TASK DETAILS: Gather, from the listing beneath this task, every line holding the string "name".

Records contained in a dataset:
──────────────────────────────
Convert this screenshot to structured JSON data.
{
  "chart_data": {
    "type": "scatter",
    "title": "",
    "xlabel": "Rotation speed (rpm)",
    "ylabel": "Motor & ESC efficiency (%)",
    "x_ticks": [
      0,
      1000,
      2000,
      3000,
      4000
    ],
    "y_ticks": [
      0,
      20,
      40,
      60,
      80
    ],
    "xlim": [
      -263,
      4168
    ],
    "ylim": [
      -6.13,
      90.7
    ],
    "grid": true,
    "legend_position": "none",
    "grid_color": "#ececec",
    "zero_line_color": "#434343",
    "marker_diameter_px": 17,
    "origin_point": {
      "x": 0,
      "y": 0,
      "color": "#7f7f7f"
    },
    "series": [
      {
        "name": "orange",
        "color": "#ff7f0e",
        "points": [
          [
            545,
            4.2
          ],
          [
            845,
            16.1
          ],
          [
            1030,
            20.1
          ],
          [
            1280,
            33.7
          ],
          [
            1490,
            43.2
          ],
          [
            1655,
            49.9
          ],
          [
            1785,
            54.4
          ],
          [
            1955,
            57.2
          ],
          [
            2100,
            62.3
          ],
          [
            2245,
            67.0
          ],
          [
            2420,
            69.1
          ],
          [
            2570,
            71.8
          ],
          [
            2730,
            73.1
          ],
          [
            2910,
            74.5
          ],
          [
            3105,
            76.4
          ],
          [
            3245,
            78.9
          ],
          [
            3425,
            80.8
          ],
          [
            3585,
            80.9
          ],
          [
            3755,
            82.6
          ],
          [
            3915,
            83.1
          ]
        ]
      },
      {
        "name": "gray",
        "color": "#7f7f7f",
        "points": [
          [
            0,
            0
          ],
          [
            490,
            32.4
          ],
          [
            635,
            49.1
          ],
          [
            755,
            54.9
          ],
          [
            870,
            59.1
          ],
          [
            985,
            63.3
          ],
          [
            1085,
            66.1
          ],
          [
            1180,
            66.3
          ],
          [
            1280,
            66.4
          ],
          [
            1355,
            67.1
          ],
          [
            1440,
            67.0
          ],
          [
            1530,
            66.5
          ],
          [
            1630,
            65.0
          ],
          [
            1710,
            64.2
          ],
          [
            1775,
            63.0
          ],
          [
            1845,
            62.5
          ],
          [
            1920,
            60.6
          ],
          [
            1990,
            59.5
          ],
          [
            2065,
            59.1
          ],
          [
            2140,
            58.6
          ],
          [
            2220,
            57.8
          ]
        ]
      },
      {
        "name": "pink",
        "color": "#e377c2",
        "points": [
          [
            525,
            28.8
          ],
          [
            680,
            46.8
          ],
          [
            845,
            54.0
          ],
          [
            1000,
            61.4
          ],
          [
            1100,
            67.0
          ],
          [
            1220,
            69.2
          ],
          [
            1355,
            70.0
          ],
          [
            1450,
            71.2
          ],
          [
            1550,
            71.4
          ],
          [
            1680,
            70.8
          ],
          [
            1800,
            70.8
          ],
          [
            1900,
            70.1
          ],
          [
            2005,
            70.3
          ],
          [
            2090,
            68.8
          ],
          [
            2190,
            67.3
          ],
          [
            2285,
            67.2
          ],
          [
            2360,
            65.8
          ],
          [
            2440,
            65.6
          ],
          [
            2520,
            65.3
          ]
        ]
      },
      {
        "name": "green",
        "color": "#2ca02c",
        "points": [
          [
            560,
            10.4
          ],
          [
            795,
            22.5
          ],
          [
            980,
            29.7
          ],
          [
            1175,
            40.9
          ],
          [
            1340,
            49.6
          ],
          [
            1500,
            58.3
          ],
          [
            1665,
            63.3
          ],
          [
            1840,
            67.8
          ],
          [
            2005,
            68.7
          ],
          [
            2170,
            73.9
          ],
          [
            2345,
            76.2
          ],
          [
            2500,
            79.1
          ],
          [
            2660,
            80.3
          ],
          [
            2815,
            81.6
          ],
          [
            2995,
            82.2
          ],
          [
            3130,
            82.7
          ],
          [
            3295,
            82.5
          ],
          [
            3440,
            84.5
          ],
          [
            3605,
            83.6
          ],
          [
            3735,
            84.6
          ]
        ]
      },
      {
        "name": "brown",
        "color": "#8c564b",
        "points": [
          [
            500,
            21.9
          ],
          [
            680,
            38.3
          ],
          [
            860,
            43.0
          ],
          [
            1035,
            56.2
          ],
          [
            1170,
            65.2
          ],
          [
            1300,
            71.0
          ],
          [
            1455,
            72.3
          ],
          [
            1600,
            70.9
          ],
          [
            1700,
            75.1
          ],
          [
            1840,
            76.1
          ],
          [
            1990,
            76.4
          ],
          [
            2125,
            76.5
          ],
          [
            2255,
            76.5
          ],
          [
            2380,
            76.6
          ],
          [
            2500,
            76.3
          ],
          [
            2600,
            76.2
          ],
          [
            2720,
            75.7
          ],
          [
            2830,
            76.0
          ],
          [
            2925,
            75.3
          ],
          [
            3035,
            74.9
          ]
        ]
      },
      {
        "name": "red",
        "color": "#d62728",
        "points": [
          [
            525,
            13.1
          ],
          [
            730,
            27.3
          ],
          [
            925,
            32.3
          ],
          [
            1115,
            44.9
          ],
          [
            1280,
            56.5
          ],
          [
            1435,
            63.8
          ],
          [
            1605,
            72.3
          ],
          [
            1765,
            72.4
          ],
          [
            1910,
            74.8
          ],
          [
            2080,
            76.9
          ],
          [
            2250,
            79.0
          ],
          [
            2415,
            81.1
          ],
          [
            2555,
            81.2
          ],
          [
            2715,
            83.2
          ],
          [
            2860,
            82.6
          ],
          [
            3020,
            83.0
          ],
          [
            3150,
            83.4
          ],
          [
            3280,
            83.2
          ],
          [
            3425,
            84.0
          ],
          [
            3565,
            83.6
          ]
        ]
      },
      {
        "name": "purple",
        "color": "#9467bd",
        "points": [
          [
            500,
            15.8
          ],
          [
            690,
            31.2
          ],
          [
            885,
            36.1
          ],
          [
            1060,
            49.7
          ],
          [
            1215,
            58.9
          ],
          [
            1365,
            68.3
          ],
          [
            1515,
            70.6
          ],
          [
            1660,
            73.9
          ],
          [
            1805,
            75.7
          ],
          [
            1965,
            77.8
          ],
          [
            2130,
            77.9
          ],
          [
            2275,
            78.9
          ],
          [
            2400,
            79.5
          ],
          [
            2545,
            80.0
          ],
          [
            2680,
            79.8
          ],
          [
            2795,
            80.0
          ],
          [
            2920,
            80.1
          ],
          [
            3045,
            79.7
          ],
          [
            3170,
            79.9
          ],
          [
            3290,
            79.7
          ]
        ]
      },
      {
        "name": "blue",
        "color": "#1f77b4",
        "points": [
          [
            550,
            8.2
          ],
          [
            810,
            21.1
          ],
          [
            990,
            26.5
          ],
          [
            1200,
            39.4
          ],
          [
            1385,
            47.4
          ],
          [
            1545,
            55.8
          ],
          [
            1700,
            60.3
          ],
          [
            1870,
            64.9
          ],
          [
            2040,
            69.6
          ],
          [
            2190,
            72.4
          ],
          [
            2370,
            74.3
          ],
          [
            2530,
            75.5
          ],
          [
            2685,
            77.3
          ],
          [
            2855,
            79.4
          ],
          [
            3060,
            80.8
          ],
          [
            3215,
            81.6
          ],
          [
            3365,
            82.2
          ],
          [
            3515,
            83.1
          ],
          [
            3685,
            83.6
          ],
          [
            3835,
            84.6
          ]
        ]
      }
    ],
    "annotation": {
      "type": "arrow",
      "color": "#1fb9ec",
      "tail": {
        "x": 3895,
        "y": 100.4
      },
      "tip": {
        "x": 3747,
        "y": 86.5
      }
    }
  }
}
──────────────────────────────
CORRECT RESPONSE:
        "name": "orange",
        "name": "gray",
        "name": "pink",
        "name": "green",
        "name": "brown",
        "name": "red",
        "name": "purple",
        "name": "blue",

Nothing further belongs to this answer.